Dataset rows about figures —
_ _ _ _ _
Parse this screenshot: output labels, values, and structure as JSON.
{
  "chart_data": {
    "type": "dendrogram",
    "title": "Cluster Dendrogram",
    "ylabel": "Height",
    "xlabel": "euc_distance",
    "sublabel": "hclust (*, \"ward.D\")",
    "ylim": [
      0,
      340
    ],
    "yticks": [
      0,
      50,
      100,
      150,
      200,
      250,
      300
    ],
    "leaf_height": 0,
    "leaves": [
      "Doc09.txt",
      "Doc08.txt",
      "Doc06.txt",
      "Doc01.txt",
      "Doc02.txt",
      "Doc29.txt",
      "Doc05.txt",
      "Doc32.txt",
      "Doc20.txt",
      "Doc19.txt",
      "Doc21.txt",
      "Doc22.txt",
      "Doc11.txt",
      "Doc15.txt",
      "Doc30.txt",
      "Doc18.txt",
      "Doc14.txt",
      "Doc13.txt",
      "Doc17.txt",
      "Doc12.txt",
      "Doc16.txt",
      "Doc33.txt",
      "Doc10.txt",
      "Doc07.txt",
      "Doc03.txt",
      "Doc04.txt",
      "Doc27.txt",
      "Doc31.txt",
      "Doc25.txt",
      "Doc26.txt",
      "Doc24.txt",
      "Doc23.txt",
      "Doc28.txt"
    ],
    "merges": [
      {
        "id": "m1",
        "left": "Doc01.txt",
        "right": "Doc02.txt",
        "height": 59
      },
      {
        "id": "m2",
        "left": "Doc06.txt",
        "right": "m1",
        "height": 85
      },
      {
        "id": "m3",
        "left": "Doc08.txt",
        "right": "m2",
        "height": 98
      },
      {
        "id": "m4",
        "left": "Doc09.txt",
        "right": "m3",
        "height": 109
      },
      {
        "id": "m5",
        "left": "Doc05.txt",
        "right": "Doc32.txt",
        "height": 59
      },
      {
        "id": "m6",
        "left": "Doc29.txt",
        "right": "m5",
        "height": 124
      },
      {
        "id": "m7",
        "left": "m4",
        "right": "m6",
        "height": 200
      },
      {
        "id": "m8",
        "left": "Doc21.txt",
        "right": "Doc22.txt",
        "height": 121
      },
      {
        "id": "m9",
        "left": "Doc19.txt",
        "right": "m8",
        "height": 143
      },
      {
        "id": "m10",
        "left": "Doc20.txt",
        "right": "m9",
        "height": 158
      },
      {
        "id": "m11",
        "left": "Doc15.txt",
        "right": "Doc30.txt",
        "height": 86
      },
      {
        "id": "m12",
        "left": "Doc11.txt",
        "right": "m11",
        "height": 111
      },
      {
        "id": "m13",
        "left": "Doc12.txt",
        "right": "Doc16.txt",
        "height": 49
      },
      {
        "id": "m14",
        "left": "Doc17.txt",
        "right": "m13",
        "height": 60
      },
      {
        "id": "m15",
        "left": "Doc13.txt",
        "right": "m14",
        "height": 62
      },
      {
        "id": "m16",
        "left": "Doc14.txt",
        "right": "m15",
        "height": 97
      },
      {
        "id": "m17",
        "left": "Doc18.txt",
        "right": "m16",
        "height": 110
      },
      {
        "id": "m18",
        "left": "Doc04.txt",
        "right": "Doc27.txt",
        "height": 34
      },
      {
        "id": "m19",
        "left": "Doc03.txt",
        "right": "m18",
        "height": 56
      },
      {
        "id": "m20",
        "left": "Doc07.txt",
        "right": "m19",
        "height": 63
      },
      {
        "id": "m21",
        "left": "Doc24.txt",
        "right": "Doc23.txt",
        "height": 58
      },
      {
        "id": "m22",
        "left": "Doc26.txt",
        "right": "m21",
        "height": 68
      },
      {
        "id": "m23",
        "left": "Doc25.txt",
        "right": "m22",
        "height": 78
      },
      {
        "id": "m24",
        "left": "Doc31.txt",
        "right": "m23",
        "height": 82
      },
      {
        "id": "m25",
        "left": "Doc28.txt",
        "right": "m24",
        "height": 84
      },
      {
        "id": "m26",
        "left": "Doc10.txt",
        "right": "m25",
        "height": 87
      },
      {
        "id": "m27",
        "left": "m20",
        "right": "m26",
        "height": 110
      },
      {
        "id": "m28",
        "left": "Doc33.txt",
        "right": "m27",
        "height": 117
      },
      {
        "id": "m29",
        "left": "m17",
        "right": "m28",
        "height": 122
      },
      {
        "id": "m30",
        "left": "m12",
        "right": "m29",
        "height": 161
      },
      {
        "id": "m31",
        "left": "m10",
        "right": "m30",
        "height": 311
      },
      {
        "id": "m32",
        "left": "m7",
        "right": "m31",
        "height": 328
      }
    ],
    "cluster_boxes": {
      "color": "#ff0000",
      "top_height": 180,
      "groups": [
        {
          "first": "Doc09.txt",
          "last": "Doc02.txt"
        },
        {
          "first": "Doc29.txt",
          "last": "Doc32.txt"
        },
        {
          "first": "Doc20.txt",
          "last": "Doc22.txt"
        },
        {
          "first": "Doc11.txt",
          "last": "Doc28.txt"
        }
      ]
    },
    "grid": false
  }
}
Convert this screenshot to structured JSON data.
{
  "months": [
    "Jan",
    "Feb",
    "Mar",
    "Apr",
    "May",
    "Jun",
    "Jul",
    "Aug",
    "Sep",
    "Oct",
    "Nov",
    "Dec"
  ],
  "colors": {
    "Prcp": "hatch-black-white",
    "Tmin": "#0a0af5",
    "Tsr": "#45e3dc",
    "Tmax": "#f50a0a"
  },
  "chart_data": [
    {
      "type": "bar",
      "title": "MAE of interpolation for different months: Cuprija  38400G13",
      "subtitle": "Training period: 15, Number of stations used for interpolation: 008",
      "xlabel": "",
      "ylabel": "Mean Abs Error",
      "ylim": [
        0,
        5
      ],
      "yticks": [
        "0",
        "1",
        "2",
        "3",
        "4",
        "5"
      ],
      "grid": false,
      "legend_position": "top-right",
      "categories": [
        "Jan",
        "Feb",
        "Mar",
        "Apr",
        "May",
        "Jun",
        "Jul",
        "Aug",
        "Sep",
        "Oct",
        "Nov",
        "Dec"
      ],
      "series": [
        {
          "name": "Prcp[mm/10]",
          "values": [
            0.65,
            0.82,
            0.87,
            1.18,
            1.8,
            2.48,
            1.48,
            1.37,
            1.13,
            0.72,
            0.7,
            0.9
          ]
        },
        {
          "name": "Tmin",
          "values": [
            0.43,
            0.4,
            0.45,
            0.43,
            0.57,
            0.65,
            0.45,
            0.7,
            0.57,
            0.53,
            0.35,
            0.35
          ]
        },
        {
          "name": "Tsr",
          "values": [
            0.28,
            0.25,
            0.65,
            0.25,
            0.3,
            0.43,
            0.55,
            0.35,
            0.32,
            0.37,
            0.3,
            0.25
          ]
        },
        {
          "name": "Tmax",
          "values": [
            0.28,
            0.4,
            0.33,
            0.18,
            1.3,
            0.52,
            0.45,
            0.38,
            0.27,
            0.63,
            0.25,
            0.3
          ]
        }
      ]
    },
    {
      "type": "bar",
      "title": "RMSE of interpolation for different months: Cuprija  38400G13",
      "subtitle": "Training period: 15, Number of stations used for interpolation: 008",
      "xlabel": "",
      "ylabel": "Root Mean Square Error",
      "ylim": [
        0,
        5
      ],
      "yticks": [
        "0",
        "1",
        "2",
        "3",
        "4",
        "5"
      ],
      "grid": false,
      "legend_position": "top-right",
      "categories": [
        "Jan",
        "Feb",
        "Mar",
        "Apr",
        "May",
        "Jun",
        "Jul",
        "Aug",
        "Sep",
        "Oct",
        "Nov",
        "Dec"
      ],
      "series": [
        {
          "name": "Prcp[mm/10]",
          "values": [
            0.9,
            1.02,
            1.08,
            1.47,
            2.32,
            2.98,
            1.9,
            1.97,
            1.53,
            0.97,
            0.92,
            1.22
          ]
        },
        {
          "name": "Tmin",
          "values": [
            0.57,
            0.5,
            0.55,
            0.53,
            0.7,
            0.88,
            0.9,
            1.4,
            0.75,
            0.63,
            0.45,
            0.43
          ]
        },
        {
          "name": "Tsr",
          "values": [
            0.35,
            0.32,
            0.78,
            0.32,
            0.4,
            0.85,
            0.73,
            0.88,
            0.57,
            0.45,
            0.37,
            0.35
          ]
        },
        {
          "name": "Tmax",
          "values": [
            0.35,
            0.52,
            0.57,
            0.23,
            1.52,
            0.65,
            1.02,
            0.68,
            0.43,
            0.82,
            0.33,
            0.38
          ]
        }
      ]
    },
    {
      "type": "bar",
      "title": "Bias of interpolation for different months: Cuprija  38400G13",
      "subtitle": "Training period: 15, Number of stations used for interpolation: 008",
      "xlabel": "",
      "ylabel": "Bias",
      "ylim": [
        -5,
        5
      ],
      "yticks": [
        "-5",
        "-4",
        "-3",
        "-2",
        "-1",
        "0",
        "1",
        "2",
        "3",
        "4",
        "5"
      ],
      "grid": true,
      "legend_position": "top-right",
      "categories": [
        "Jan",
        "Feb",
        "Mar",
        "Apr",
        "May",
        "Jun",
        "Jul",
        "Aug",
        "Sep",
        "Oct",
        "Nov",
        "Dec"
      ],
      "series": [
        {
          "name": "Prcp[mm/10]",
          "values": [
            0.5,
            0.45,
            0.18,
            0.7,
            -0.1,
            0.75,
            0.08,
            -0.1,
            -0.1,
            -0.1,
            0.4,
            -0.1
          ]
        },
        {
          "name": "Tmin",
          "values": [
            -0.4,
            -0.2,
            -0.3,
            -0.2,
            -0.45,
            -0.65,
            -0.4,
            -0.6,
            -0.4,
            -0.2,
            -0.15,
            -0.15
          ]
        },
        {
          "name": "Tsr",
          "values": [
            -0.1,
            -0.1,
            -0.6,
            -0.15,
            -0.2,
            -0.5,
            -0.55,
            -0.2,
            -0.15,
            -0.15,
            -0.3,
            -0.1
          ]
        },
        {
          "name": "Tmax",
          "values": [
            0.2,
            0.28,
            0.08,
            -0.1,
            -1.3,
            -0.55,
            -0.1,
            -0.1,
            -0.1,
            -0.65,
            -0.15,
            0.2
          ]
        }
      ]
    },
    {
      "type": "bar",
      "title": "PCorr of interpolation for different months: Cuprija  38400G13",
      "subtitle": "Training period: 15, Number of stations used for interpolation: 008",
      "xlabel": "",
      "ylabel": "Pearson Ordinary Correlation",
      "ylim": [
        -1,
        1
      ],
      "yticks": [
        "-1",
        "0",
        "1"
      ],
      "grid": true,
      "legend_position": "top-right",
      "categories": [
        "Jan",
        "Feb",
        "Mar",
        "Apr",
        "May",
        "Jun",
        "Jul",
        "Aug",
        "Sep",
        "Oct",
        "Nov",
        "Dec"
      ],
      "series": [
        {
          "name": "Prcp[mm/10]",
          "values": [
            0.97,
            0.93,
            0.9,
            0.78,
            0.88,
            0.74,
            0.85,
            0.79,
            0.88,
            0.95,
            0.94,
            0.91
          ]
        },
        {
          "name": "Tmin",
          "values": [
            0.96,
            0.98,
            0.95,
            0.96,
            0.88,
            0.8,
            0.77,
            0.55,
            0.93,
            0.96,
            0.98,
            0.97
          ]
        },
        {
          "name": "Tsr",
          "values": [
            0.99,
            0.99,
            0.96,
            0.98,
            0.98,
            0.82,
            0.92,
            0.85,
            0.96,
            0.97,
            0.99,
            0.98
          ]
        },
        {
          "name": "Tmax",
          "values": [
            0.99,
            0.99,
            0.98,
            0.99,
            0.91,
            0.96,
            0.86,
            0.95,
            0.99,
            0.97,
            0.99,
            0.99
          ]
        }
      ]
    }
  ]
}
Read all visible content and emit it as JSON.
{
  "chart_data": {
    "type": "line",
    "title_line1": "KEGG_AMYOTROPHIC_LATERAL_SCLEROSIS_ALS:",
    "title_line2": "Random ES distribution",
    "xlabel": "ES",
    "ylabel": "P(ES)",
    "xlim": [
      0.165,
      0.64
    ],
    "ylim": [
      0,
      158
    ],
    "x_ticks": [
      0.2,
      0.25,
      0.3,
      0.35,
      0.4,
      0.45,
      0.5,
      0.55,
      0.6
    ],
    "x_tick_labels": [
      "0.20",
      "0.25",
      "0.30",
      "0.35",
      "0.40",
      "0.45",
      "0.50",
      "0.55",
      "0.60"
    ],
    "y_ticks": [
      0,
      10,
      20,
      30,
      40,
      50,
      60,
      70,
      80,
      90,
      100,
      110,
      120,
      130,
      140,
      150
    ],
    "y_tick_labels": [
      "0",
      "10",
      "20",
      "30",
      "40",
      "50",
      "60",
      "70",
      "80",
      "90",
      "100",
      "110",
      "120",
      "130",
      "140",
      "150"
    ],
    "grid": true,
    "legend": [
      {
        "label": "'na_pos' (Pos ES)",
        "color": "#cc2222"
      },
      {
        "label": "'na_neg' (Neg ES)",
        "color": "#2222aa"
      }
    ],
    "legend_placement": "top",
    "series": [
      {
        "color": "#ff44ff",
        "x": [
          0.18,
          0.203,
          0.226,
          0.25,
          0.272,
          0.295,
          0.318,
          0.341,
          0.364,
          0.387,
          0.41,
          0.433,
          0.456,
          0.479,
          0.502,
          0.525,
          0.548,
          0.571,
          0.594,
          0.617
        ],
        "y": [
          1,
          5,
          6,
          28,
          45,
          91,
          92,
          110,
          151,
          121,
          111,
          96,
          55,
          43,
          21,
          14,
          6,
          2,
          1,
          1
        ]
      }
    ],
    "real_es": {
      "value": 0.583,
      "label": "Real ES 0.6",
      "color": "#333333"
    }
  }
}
_ _ _ _ _
WRITTEN PROBLEM — Gather each line in these records that contains the string "different".

SOLUTION —
      "title": "MAE of interpolation for different months: Cuprija  38400G13",
      "title": "RMSE of interpolation for different months: Cuprija  38400G13",
      "title": "Bias of interpolation for different months: Cuprija  38400G13",
      "title": "PCorr of interpolation for different months: Cuprija  38400G13",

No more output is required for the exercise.